TASK DIRECTIONS -
Extract every line of the material that holds the string "ولنا".

## start RECORDS FOR THE EXERCISE

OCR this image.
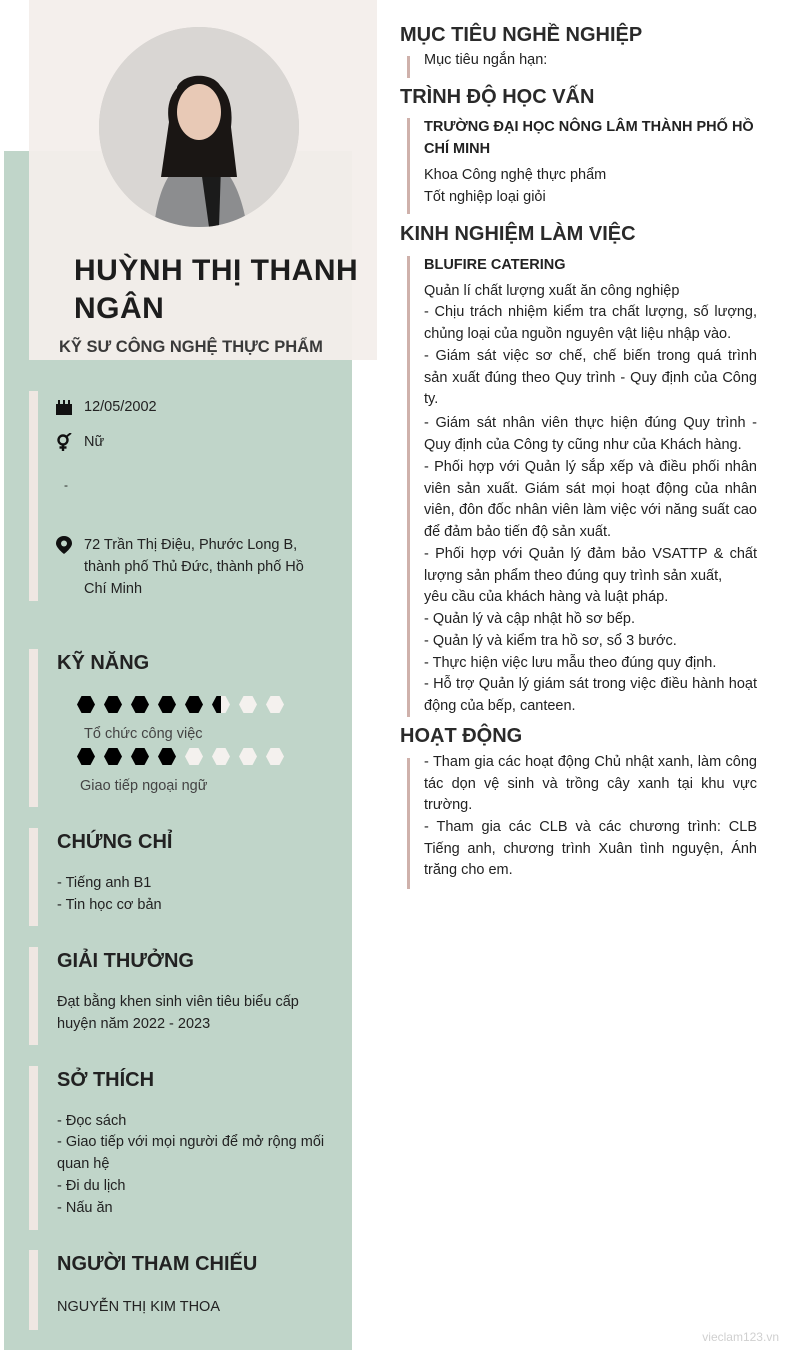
HUỲNH THỊ THANH NGÂN
KỸ SƯ CÔNG NGHỆ THỰC PHẨM
12/05/2002
Nữ
-
72 Trần Thị Điệu, Phước Long B, thành phố Thủ Đức, thành phố Hồ Chí Minh
KỸ NĂNG
Tổ chức công việc
Giao tiếp ngoại ngữ
CHỨNG CHỈ
- Tiếng anh B1
- Tin học cơ bản
GIẢI THƯỞNG
Đạt bằng khen sinh viên tiêu biểu cấp huyện năm 2022 - 2023
SỞ THÍCH
- Đọc sách
- Giao tiếp với mọi người để mở rộng mối quan hệ
- Đi du lịch
- Nấu ăn
NGƯỜI THAM CHIẾU
NGUYỄN THỊ KIM THOA
MỤC TIÊU NGHỀ NGHIỆP
Mục tiêu ngắn hạn:
TRÌNH ĐỘ HỌC VẤN
TRƯỜNG ĐẠI HỌC NÔNG LÂM THÀNH PHỐ HỒ CHÍ MINH
Khoa Công nghệ thực phẩm
Tốt nghiệp loại giỏi
KINH NGHIỆM LÀM VIỆC
BLUFIRE CATERING
Quản lí chất lượng xuất ăn công nghiệp
- Chịu trách nhiệm kiểm tra chất lượng, số lượng, chủng loại của nguồn nguyên vật liệu nhập vào.
- Giám sát việc sơ chế, chế biến trong quá trình sản xuất đúng theo Quy trình - Quy định của Công ty.
- Giám sát nhân viên thực hiện đúng Quy trình - Quy định của Công ty cũng như của Khách hàng.
- Phối hợp với Quản lý sắp xếp và điều phối nhân viên sản xuất. Giám sát mọi hoạt động của nhân viên, đôn đốc nhân viên làm việc với năng suất cao để đảm bảo tiến độ sản xuất.
- Phối hợp với Quản lý đảm bảo VSATTP & chất lượng sản phẩm theo đúng quy trình sản xuất,
yêu cầu của khách hàng và luật pháp.
- Quản lý và cập nhật hồ sơ bếp.
- Quản lý và kiểm tra hồ sơ, sổ 3 bước.
- Thực hiện việc lưu mẫu theo đúng quy định.
- Hỗ trợ Quản lý giám sát trong việc điều hành hoạt động của bếp, canteen.
HOẠT ĐỘNG
- Tham gia các hoạt động Chủ nhật xanh, làm công tác dọn vệ sinh và trồng cây xanh tại khu vực trường.
- Tham gia các CLB và các chương trình: CLB Tiếng anh, chương trình Xuân tình nguyện, Ánh trăng cho em.
vieclam123.vn
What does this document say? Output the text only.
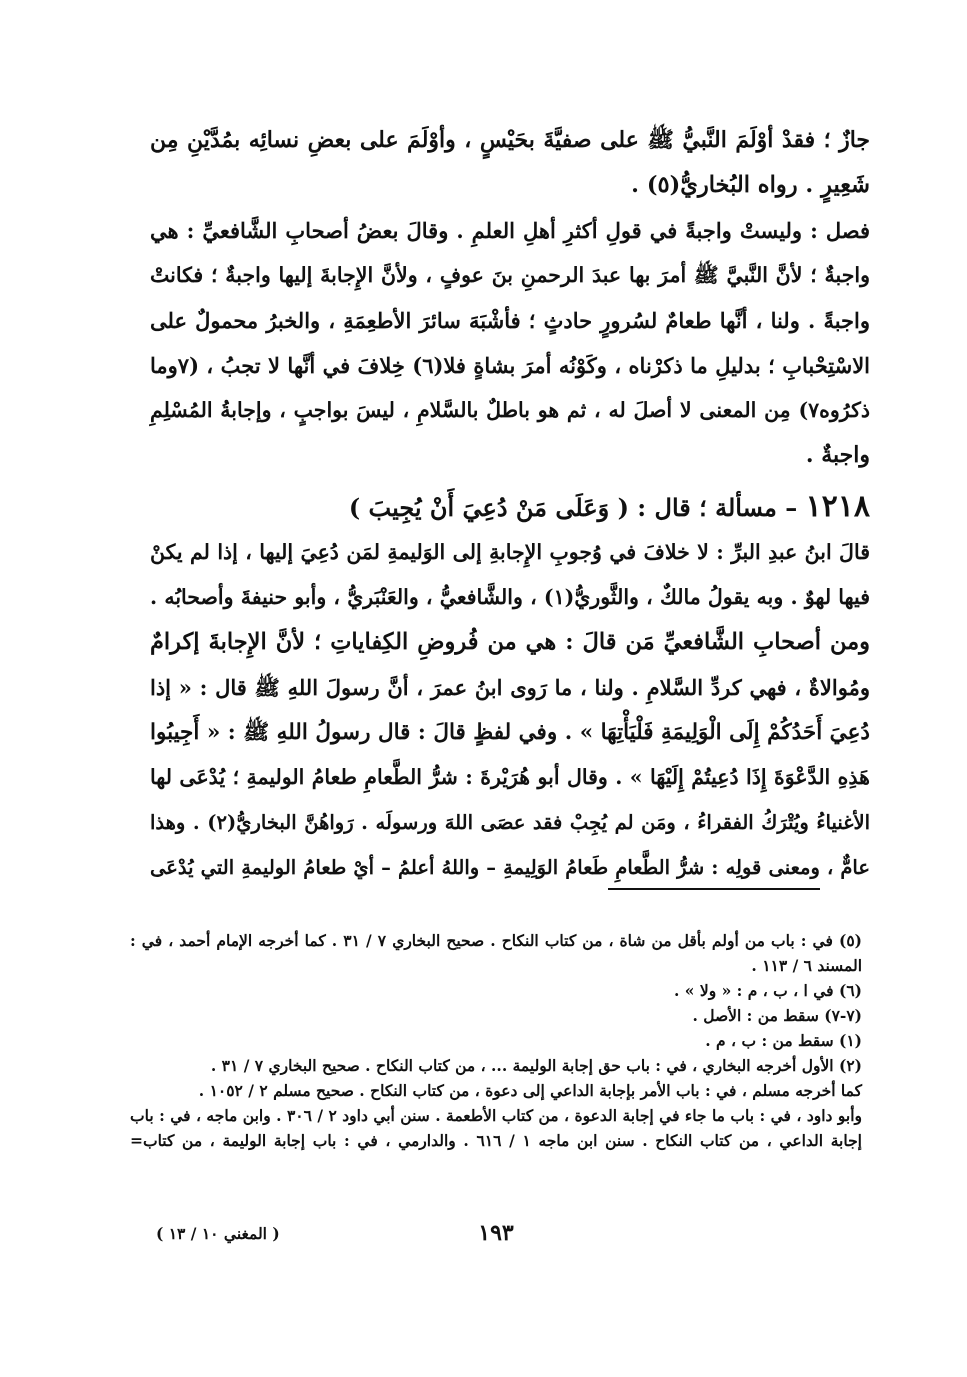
جازٌ ؛ فقدْ أوْلَمَ النَّبيُّ ﷺ على صفيَّةَ بحَيْسٍ ، وأوْلَمَ على بعضِ نسائِه بمُدَّيْنِ مِن
شَعِيرٍ . رواه البُخاريُّ(٥) .
فصل : وليستْ واجبةً في قولِ أكثرِ أهلِ العلمِ . وقالَ بعضُ أصحابِ الشَّافعيِّ : هي
واجبةٌ ؛ لأنَّ النَّبيَّ ﷺ أمرَ بها عبدَ الرحمنِ بنَ عوفٍ ، ولأنَّ الإِجابةَ إليها واجبةٌ ؛ فكانتْ
واجبةً . ولنا ، أنَّها طعامٌ لسُرورٍ حادثٍ ؛ فأشْبَهَ سائرَ الأطعِمَةِ ، والخبرُ محمولٌ على
الاسْتِحْبابِ ؛ بدليلِ ما ذكرْناه ، وكَوْنُه أمرَ بشاةٍ فلا(٦) خِلافَ في أنَّها لا تجبُ ، (٧وما
ذكرُوه٧) مِن المعنى لا أصلَ له ، ثم هو باطلٌ بالسَّلامِ ، ليسَ بواجبٍ ، وإجابةُ المُسْلِمِ
واجبةٌ .
١٢١٨ – مسألة ؛ قال : ( وَعَلَى مَنْ دُعِيَ أَنْ يُجِيبَ )
قالَ ابنُ عبدِ البرِّ : لا خلافَ في وُجوبِ الإِجابةِ إلى الوَليمةِ لمَن دُعِيَ إليها ، إذا لم يكنْ
فيها لهوٌ . وبه يقولُ مالكٌ ، والثَّوريُّ(١) ، والشَّافعيُّ ، والعَنْبَريُّ ، وأبو حنيفةَ وأصحابُه .
ومن أصحابِ الشَّافعيِّ مَن قالَ : هي من فُروضِ الكِفاياتِ ؛ لأنَّ الإِجابةَ إكرامٌ
ومُوالاةٌ ، فهي كردِّ السَّلامِ . ولنا ، ما رَوى ابنُ عمرَ ، أنَّ رسولَ اللهِ ﷺ قال : « إذا
دُعِيَ أَحَدُكُمْ إِلَى الْوَلِيمَةِ فَلْيَأْتِهَا » . وفي لفظٍ قالَ : قال رسولُ اللهِ ﷺ : « أَجِيبُوا
هَذِهِ الدَّعْوَةَ إِذَا دُعِيتُمْ إِلَيْهَا » . وقال أبو هُرَيْرةَ : شرُّ الطَّعامِ طعامُ الوليمةِ ؛ يُدْعَى لها
الأغنياءُ ويُتْرَكُ الفقراءُ ، ومَن لم يُجِبْ فقد عصَى اللهَ ورسولَه . رَواهُنَّ البخاريُّ(٢) . وهذا
عامٌّ ، ومعنى قولِه : شرُّ الطَّعامِ طَعامُ الوَلِيمةِ – واللهُ أعلمُ – أيْ طعامُ الوليمةِ التي يُدْعَى
(٥) في : باب من أولم بأقل من شاة ، من كتاب النكاح . صحيح البخاري ٧ / ٣١ . كما أخرجه الإمام أحمد ، في :
المسند ٦ / ١١٣ .
(٦) في ا ، ب ، م : « ولا » .
(٧-٧) سقط من : الأصل .
(١) سقط من : ب ، م .
(٢) الأول أخرجه البخاري ، في : باب حق إجابة الوليمة ... ، من كتاب النكاح . صحيح البخاري ٧ / ٣١ .
كما أخرجه مسلم ، في : باب الأمر بإجابة الداعي إلى دعوة ، من كتاب النكاح . صحيح مسلم ٢ / ١٠٥٢ .
وأبو داود ، في : باب ما جاء في إجابة الدعوة ، من كتاب الأطعمة . سنن أبي داود ٢ / ٣٠٦ . وابن ماجه ، في : باب
إجابة الداعي ، من كتاب النكاح . سنن ابن ماجه ١ / ٦١٦ . والدارمي ، في : باب إجابة الوليمة ، من كتاب=
١٩٣
( المغني ١٠ / ١٣ )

## end RECORDS FOR THE EXERCISE

COMPLETE OUTPUT -
واجبةً . ولنا ، أنَّها طعامٌ لسُرورٍ حادثٍ ؛ فأشْبَهَ سائرَ الأطعِمَةِ ، والخبرُ محمولٌ على
ومُوالاةٌ ، فهي كردِّ السَّلامِ . ولنا ، ما رَوى ابنُ عمرَ ، أنَّ رسولَ اللهِ ﷺ قال : « إذا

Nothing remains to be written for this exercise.